((
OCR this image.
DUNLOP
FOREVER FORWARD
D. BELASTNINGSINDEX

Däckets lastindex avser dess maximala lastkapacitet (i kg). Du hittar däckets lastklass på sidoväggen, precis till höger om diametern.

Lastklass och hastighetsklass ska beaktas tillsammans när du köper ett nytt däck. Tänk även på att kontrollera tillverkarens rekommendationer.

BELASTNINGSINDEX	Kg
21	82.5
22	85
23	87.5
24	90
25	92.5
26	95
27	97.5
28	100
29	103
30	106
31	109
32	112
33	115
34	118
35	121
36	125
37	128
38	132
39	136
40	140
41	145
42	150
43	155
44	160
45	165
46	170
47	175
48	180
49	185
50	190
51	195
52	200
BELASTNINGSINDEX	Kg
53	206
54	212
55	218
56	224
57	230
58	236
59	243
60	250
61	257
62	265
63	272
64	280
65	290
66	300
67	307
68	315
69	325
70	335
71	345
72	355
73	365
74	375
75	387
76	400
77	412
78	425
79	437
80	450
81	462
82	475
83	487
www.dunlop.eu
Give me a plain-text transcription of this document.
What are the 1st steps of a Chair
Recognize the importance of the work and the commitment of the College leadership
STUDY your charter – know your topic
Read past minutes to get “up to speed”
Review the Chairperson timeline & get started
))
Given exercise
Repeat, without change, each line of the data above from the one that contains "Give me a plain-text" through the final line, counting both.

Full solution
Give me a plain-text transcription of this document.
What are the 1st steps of a Chair
Recognize the importance of the work and the commitment of the College leadership
STUDY your charter – know your topic
Read past minutes to get “up to speed”
Review the Chairperson timeline & get started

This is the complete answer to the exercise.